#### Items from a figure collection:
:::

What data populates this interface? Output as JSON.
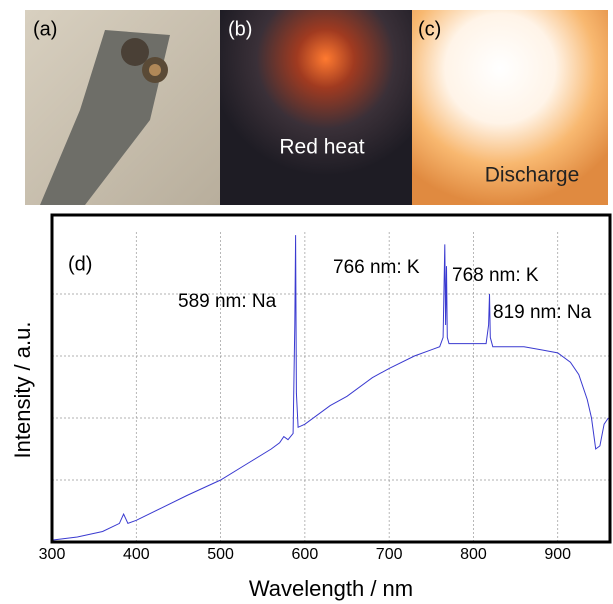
{
  "photos": [
    {
      "label": "(a)"
    },
    {
      "label": "(b)",
      "caption": "Red heat"
    },
    {
      "label": "(c)",
      "caption": "Discharge"
    }
  ],
  "chart_data": {
    "type": "line",
    "panel_label": "(d)",
    "xlabel": "Wavelength / nm",
    "ylabel": "Intensity / a.u.",
    "xlim": [
      300,
      962
    ],
    "xticks": [
      300,
      400,
      500,
      600,
      700,
      800,
      900
    ],
    "ylim": [
      0,
      5
    ],
    "yticks": [
      1,
      2,
      3,
      4
    ],
    "ytick_labels": false,
    "grid": true,
    "annotations": [
      {
        "text": "589 nm: Na",
        "x": 589
      },
      {
        "text": "766 nm: K",
        "x": 766
      },
      {
        "text": "768 nm: K",
        "x": 768
      },
      {
        "text": "819 nm: Na",
        "x": 819
      }
    ],
    "series": [
      {
        "color": "#3a3ad0",
        "x": [
          300,
          330,
          360,
          380,
          385,
          390,
          400,
          430,
          460,
          500,
          530,
          560,
          570,
          575,
          580,
          586,
          588,
          589,
          590,
          592,
          600,
          630,
          650,
          680,
          700,
          730,
          750,
          760,
          764,
          766,
          767,
          768,
          769,
          771,
          780,
          800,
          815,
          818,
          819,
          820,
          823,
          840,
          860,
          880,
          900,
          915,
          925,
          935,
          940,
          945,
          950,
          955,
          960
        ],
        "values": [
          0.03,
          0.08,
          0.17,
          0.3,
          0.45,
          0.3,
          0.35,
          0.55,
          0.75,
          1.0,
          1.25,
          1.5,
          1.6,
          1.7,
          1.65,
          1.75,
          3.5,
          4.95,
          2.4,
          1.85,
          1.9,
          2.2,
          2.35,
          2.65,
          2.8,
          3.0,
          3.1,
          3.15,
          3.3,
          4.8,
          3.5,
          4.45,
          3.3,
          3.2,
          3.2,
          3.2,
          3.2,
          3.5,
          4.0,
          3.3,
          3.15,
          3.15,
          3.15,
          3.1,
          3.05,
          2.9,
          2.7,
          2.3,
          2.0,
          1.5,
          1.55,
          1.9,
          2.0
        ]
      }
    ]
  }
}
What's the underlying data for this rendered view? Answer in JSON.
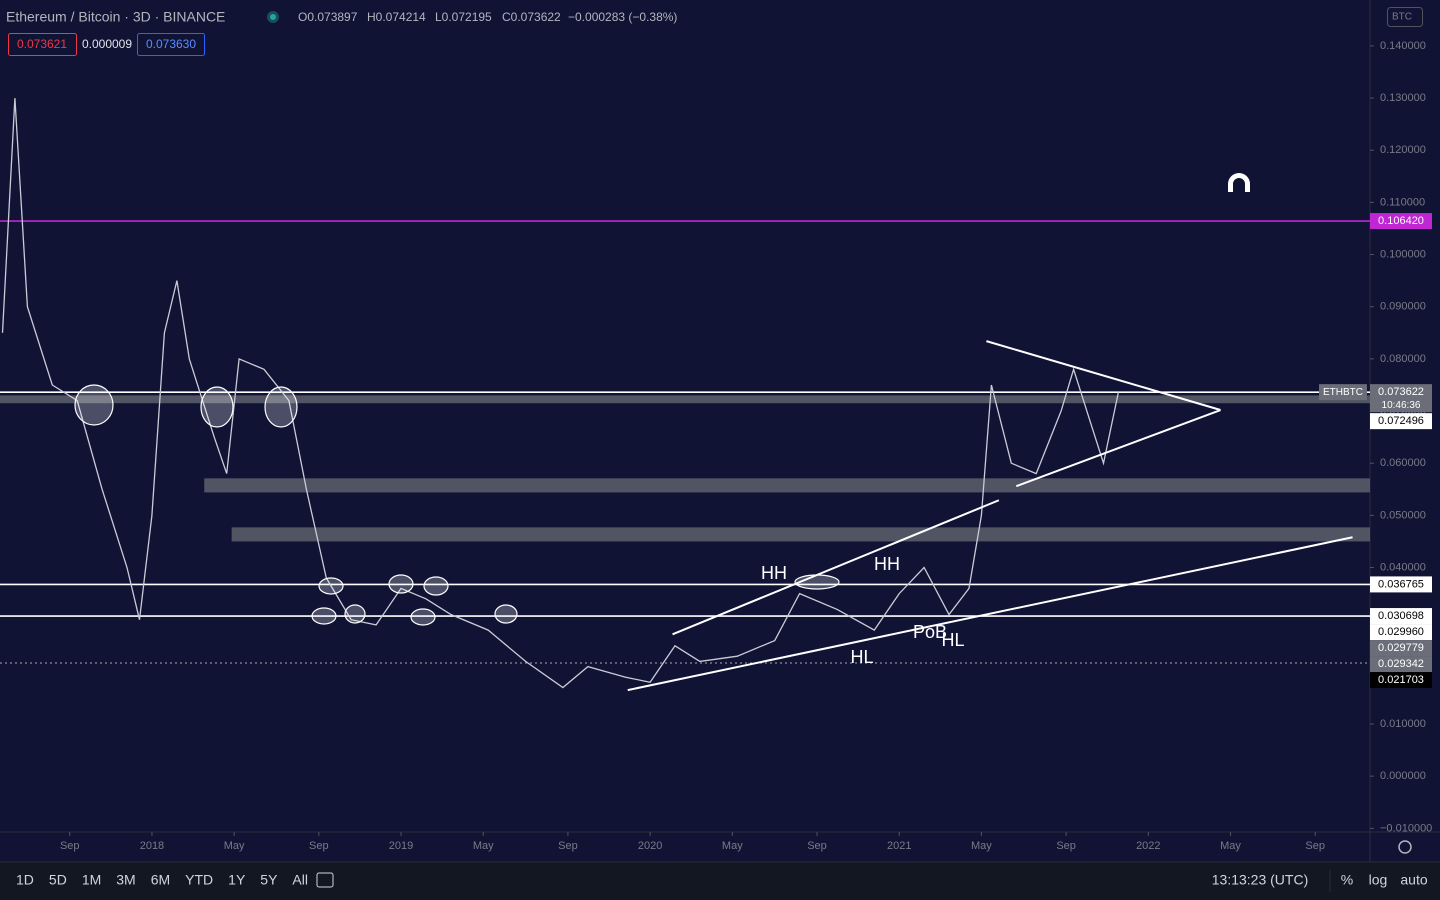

:::

Locate the word "JSON" in the records above, and return each line that has it.

What data populates this interface? Output as JSON.
What's the underlying data for this rendered view? Answer in JSON.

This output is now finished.